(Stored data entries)
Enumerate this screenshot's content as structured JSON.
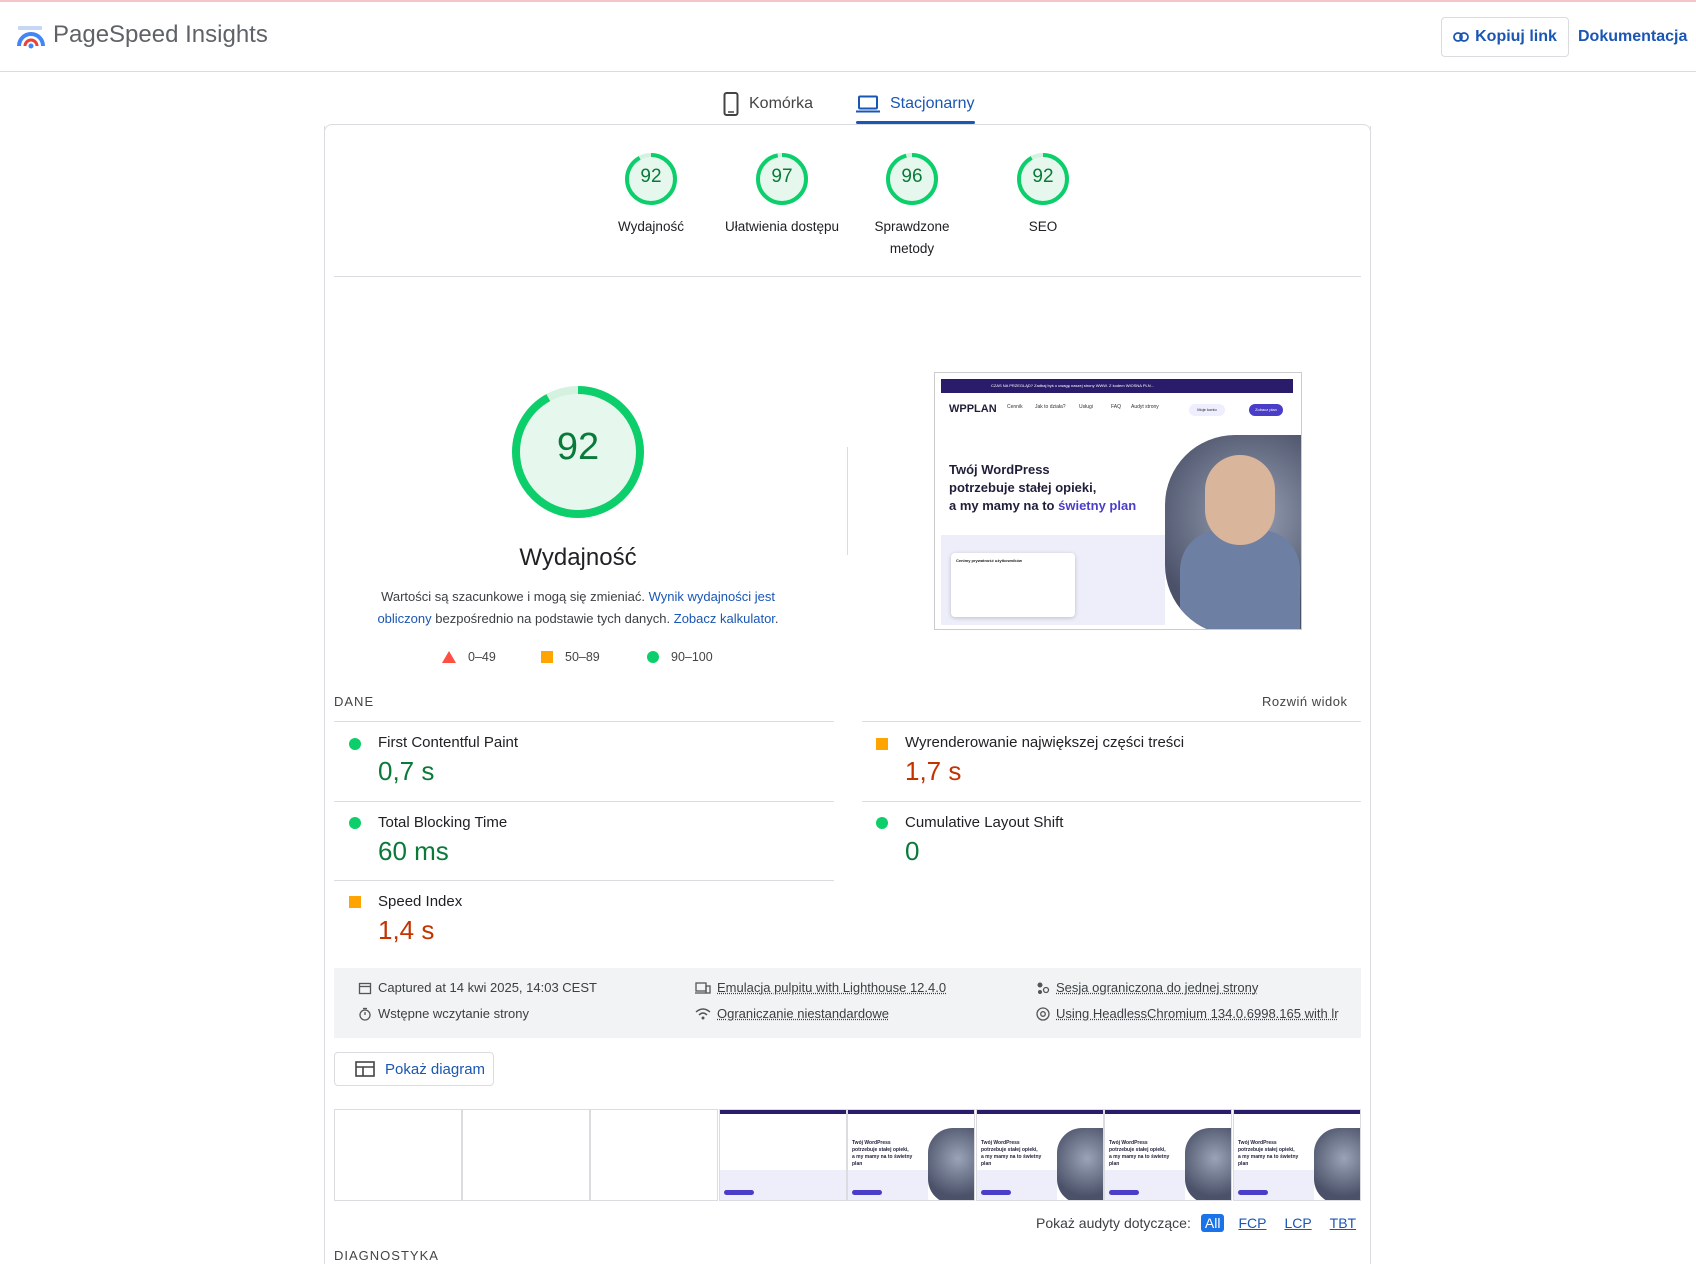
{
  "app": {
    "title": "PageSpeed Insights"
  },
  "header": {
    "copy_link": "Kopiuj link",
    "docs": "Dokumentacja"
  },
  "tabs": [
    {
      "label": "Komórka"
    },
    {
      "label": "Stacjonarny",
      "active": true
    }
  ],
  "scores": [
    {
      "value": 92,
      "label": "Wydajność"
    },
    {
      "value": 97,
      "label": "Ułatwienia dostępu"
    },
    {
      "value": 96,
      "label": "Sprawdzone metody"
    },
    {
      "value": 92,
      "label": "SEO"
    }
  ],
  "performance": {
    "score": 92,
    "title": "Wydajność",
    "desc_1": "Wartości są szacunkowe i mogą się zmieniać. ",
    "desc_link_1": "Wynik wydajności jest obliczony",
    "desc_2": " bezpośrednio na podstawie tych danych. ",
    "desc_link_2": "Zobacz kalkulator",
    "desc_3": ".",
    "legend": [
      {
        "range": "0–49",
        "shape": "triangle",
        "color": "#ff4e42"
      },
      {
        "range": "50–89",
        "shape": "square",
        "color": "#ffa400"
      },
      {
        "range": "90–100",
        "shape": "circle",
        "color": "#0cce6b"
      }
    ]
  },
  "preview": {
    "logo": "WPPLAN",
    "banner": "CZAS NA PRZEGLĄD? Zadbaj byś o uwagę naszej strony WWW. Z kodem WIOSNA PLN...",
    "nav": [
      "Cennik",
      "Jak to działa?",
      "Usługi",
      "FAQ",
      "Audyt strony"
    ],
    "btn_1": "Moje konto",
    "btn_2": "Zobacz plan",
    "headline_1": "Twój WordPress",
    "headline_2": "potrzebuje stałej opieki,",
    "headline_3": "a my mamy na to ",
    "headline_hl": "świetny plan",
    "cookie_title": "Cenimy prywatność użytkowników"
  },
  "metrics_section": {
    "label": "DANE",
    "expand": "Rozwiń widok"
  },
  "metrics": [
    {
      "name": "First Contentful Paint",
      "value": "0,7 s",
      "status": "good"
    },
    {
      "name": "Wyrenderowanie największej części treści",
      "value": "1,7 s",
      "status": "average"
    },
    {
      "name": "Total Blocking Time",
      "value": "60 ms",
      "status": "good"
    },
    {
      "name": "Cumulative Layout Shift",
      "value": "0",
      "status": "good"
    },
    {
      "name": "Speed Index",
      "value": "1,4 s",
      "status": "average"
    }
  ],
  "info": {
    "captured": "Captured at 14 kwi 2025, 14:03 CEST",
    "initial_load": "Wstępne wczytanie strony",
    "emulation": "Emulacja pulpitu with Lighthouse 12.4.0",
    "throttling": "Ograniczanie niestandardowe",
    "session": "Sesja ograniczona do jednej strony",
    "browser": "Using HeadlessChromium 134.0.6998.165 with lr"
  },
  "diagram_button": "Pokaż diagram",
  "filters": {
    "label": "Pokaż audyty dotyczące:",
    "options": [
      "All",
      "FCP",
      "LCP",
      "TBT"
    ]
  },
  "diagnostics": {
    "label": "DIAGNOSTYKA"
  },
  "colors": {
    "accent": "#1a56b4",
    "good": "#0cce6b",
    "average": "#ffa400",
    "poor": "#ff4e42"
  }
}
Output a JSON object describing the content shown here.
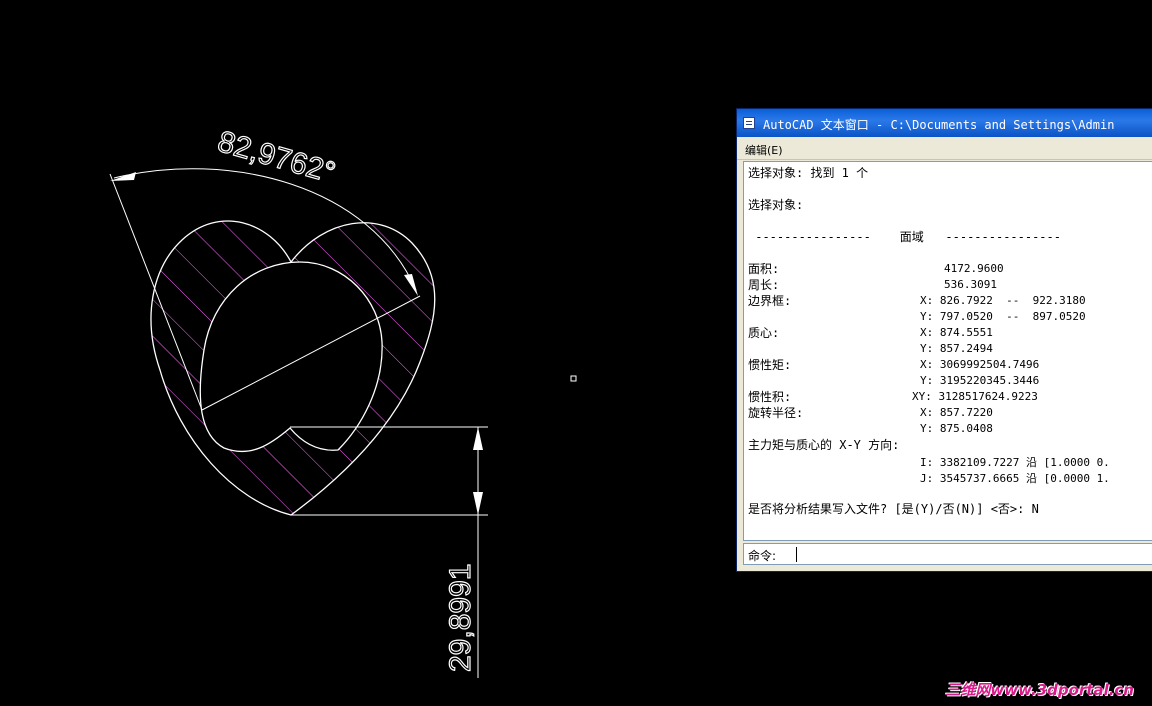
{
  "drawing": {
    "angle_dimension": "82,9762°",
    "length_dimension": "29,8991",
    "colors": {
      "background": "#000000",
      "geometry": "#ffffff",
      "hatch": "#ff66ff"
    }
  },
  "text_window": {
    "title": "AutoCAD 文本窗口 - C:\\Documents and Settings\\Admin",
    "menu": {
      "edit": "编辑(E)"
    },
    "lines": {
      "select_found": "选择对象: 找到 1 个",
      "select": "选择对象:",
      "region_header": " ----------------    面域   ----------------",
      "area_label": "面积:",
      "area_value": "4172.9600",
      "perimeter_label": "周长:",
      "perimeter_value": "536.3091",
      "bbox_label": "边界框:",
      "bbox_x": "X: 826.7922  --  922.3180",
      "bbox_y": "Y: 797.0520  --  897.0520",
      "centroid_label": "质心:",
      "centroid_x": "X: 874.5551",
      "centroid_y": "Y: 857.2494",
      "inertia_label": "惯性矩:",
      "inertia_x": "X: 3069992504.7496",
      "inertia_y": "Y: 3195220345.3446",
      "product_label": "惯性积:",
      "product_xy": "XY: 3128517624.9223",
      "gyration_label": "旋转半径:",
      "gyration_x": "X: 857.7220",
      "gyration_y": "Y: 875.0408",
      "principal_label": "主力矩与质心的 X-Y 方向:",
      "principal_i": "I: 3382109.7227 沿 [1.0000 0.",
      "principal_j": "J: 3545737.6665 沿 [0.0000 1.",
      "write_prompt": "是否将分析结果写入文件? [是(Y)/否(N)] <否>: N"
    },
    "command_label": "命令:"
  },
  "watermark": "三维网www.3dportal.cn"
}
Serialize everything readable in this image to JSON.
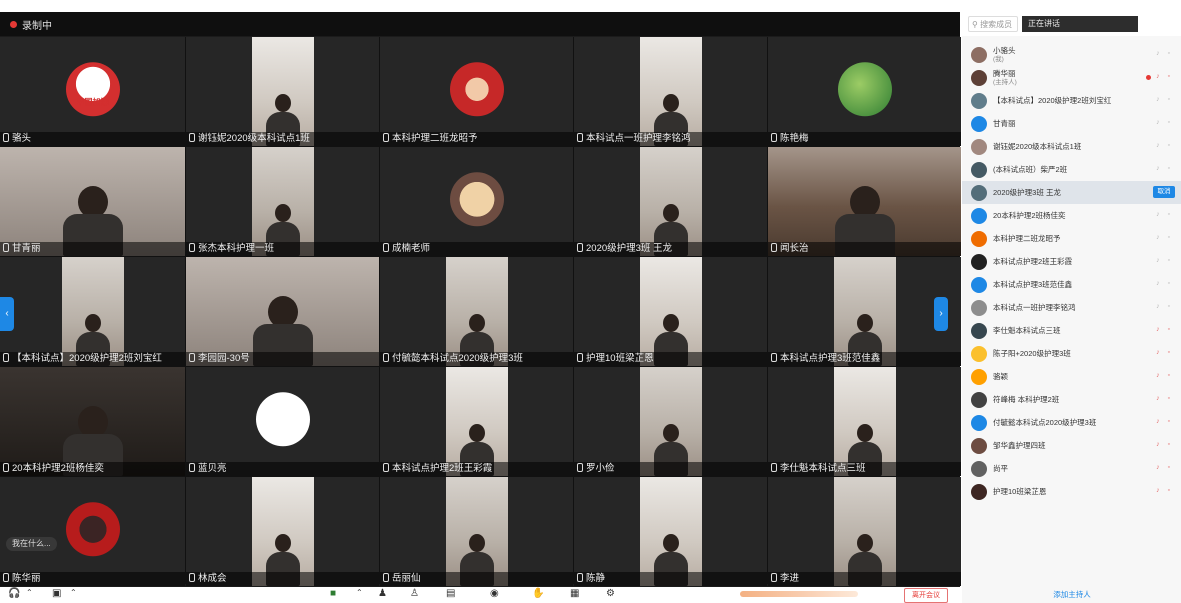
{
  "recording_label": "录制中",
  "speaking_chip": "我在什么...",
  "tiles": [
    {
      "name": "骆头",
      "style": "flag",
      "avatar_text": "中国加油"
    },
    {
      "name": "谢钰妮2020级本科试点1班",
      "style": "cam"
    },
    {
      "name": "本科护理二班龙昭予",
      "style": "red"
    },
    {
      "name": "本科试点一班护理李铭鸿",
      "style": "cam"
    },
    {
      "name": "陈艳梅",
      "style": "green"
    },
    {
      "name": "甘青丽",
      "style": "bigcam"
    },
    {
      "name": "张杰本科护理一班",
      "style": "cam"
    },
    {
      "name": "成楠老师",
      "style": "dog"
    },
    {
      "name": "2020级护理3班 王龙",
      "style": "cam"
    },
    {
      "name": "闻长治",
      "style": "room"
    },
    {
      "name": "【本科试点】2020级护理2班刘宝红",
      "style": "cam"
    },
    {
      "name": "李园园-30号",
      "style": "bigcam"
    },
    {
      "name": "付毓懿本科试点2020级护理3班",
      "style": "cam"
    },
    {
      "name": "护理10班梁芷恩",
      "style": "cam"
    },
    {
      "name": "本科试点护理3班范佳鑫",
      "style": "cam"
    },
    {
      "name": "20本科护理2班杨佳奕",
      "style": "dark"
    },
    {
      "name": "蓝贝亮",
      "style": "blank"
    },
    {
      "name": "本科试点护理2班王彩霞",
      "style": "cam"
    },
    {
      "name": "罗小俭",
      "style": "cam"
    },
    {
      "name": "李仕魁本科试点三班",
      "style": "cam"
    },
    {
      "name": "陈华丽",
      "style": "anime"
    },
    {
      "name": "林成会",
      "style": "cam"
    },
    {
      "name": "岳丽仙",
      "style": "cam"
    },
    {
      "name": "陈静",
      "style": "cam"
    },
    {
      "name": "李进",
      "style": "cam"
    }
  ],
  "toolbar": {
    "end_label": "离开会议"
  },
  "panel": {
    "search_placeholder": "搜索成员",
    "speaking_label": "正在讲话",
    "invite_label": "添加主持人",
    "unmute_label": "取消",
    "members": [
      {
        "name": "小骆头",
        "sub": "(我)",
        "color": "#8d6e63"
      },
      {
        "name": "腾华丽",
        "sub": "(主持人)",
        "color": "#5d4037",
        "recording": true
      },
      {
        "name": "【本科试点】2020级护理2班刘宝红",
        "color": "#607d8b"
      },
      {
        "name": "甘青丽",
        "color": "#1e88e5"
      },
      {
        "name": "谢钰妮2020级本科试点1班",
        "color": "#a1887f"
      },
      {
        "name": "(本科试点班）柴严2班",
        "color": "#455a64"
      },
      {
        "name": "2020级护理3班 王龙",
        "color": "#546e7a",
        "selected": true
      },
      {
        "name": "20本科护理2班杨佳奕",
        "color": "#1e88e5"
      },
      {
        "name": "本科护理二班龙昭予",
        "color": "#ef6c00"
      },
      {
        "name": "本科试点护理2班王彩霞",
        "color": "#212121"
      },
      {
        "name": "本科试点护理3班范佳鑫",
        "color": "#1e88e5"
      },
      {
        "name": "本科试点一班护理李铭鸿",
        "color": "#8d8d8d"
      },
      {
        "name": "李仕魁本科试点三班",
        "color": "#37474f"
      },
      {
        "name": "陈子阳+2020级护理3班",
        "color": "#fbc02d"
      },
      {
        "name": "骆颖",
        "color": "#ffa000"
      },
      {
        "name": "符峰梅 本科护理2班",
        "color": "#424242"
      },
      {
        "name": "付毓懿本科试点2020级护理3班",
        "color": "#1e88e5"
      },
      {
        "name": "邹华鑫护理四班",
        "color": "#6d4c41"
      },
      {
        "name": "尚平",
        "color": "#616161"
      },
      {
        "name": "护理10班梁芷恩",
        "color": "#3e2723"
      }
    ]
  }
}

**Aim of the task**
For each line above that contains the word "strony", copy that line.

**Solution**
    "banner": "CZAS NA PRZEGLĄD? Zadbaj byś o uwagę naszej strony WWW. Z kodem WIOSNA PLN...",
      "Audyt strony"
    "initial_load": "Wstępne wczytanie strony",
    "session": "Sesja ograniczona do jednej strony",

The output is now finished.